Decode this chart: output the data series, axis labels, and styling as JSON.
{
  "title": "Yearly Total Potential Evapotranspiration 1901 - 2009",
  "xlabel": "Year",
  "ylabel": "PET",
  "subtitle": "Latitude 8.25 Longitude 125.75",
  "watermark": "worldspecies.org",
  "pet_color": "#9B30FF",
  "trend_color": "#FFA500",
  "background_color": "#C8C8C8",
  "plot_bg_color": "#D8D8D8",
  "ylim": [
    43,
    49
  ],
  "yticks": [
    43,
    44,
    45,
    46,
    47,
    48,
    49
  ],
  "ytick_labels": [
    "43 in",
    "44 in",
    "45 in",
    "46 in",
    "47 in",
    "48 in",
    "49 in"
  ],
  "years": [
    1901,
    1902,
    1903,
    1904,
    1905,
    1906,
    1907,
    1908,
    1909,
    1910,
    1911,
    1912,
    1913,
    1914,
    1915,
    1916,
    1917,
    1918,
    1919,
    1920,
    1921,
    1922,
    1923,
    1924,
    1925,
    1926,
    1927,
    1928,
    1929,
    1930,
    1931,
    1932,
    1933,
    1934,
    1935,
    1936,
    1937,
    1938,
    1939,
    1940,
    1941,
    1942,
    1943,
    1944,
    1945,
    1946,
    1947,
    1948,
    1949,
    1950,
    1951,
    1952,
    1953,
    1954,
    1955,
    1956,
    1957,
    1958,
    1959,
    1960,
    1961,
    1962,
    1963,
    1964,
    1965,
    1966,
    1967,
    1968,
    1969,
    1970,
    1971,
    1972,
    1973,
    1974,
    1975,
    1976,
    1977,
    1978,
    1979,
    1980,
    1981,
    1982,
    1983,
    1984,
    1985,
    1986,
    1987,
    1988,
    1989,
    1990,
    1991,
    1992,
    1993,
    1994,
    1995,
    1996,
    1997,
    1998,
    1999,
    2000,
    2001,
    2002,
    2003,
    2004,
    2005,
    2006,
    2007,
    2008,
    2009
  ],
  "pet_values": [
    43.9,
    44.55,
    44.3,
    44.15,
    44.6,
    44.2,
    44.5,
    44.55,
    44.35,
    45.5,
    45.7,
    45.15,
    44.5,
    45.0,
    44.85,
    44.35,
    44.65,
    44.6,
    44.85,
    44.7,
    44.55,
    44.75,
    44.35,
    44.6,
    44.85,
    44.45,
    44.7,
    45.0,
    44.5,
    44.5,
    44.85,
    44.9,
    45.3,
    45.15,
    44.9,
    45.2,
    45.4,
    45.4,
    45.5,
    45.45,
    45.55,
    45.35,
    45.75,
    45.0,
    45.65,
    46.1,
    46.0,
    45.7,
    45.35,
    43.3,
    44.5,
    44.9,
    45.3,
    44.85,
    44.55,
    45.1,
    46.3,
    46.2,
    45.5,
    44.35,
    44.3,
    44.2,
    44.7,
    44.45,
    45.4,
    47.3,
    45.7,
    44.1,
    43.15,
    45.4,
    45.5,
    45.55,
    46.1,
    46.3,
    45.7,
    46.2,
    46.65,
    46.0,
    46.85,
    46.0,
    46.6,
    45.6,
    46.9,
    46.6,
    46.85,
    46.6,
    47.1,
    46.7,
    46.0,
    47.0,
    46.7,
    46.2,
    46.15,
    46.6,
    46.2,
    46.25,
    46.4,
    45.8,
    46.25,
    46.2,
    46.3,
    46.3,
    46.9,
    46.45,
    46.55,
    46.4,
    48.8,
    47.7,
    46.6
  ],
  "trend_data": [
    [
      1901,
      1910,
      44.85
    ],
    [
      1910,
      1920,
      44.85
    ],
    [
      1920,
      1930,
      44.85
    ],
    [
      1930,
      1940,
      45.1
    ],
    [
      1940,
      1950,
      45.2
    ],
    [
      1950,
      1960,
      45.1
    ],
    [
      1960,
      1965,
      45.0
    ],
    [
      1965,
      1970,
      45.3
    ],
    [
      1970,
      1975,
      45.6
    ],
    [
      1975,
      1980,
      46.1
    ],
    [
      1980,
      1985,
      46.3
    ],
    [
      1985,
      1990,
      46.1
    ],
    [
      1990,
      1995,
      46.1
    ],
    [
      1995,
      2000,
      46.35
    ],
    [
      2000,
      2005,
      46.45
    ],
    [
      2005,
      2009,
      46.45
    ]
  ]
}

· · · · · · ·

Stated problem:
Make a verbatim copy of every entry shown above.

Output for this task:
Decode this chart: output the data series, axis labels, and styling as JSON.
{
  "title": "Yearly Total Potential Evapotranspiration 1901 - 2009",
  "xlabel": "Year",
  "ylabel": "PET",
  "subtitle": "Latitude 8.25 Longitude 125.75",
  "watermark": "worldspecies.org",
  "pet_color": "#9B30FF",
  "trend_color": "#FFA500",
  "background_color": "#C8C8C8",
  "plot_bg_color": "#D8D8D8",
  "ylim": [
    43,
    49
  ],
  "yticks": [
    43,
    44,
    45,
    46,
    47,
    48,
    49
  ],
  "ytick_labels": [
    "43 in",
    "44 in",
    "45 in",
    "46 in",
    "47 in",
    "48 in",
    "49 in"
  ],
  "years": [
    1901,
    1902,
    1903,
    1904,
    1905,
    1906,
    1907,
    1908,
    1909,
    1910,
    1911,
    1912,
    1913,
    1914,
    1915,
    1916,
    1917,
    1918,
    1919,
    1920,
    1921,
    1922,
    1923,
    1924,
    1925,
    1926,
    1927,
    1928,
    1929,
    1930,
    1931,
    1932,
    1933,
    1934,
    1935,
    1936,
    1937,
    1938,
    1939,
    1940,
    1941,
    1942,
    1943,
    1944,
    1945,
    1946,
    1947,
    1948,
    1949,
    1950,
    1951,
    1952,
    1953,
    1954,
    1955,
    1956,
    1957,
    1958,
    1959,
    1960,
    1961,
    1962,
    1963,
    1964,
    1965,
    1966,
    1967,
    1968,
    1969,
    1970,
    1971,
    1972,
    1973,
    1974,
    1975,
    1976,
    1977,
    1978,
    1979,
    1980,
    1981,
    1982,
    1983,
    1984,
    1985,
    1986,
    1987,
    1988,
    1989,
    1990,
    1991,
    1992,
    1993,
    1994,
    1995,
    1996,
    1997,
    1998,
    1999,
    2000,
    2001,
    2002,
    2003,
    2004,
    2005,
    2006,
    2007,
    2008,
    2009
  ],
  "pet_values": [
    43.9,
    44.55,
    44.3,
    44.15,
    44.6,
    44.2,
    44.5,
    44.55,
    44.35,
    45.5,
    45.7,
    45.15,
    44.5,
    45.0,
    44.85,
    44.35,
    44.65,
    44.6,
    44.85,
    44.7,
    44.55,
    44.75,
    44.35,
    44.6,
    44.85,
    44.45,
    44.7,
    45.0,
    44.5,
    44.5,
    44.85,
    44.9,
    45.3,
    45.15,
    44.9,
    45.2,
    45.4,
    45.4,
    45.5,
    45.45,
    45.55,
    45.35,
    45.75,
    45.0,
    45.65,
    46.1,
    46.0,
    45.7,
    45.35,
    43.3,
    44.5,
    44.9,
    45.3,
    44.85,
    44.55,
    45.1,
    46.3,
    46.2,
    45.5,
    44.35,
    44.3,
    44.2,
    44.7,
    44.45,
    45.4,
    47.3,
    45.7,
    44.1,
    43.15,
    45.4,
    45.5,
    45.55,
    46.1,
    46.3,
    45.7,
    46.2,
    46.65,
    46.0,
    46.85,
    46.0,
    46.6,
    45.6,
    46.9,
    46.6,
    46.85,
    46.6,
    47.1,
    46.7,
    46.0,
    47.0,
    46.7,
    46.2,
    46.15,
    46.6,
    46.2,
    46.25,
    46.4,
    45.8,
    46.25,
    46.2,
    46.3,
    46.3,
    46.9,
    46.45,
    46.55,
    46.4,
    48.8,
    47.7,
    46.6
  ],
  "trend_data": [
    [
      1901,
      1910,
      44.85
    ],
    [
      1910,
      1920,
      44.85
    ],
    [
      1920,
      1930,
      44.85
    ],
    [
      1930,
      1940,
      45.1
    ],
    [
      1940,
      1950,
      45.2
    ],
    [
      1950,
      1960,
      45.1
    ],
    [
      1960,
      1965,
      45.0
    ],
    [
      1965,
      1970,
      45.3
    ],
    [
      1970,
      1975,
      45.6
    ],
    [
      1975,
      1980,
      46.1
    ],
    [
      1980,
      1985,
      46.3
    ],
    [
      1985,
      1990,
      46.1
    ],
    [
      1990,
      1995,
      46.1
    ],
    [
      1995,
      2000,
      46.35
    ],
    [
      2000,
      2005,
      46.45
    ],
    [
      2005,
      2009,
      46.45
    ]
  ]
}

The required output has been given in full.